■ **Material shown**:
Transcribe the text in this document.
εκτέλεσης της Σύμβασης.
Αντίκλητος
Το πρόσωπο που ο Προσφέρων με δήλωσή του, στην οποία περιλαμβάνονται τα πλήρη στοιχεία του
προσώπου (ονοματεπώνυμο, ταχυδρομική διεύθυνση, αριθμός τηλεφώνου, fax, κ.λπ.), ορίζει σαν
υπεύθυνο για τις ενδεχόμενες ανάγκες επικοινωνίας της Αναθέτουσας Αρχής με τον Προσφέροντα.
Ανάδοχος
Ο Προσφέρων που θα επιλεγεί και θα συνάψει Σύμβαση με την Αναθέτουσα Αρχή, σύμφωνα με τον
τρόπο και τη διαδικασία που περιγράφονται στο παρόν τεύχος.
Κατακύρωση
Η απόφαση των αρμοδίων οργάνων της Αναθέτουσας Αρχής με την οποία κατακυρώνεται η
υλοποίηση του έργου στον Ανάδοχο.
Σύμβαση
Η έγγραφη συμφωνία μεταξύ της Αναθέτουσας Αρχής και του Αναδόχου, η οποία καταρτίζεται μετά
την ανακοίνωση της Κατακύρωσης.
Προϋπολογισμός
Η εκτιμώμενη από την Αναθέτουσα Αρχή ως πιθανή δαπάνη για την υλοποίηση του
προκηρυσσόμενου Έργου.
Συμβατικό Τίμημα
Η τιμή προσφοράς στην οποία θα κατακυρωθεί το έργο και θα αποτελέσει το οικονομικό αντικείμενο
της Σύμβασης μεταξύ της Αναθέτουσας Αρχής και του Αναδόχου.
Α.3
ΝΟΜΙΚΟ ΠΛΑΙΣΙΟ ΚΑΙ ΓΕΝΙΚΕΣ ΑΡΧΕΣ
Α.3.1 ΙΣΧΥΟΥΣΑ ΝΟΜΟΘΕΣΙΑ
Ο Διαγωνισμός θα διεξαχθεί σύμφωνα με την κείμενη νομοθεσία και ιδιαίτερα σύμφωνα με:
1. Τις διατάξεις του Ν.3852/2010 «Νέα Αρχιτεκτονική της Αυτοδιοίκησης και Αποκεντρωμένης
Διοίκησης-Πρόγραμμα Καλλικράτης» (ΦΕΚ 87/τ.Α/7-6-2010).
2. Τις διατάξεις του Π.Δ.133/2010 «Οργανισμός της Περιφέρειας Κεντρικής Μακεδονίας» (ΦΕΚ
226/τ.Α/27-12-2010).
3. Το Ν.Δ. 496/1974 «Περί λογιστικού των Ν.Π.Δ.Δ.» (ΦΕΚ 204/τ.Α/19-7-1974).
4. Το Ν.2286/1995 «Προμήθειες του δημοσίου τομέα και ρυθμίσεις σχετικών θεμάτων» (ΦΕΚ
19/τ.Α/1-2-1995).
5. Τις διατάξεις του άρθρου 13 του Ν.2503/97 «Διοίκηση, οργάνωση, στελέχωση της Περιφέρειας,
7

■ **Task statement**:
Out of the preceding entries, pull every line containing the string "σύμφωνα".

■ **Final answer**:
Ο Προσφέρων που θα επιλεγεί και θα συνάψει Σύμβαση με την Αναθέτουσα Αρχή, σύμφωνα με τον
Ο Διαγωνισμός θα διεξαχθεί σύμφωνα με την κείμενη νομοθεσία και ιδιαίτερα σύμφωνα με:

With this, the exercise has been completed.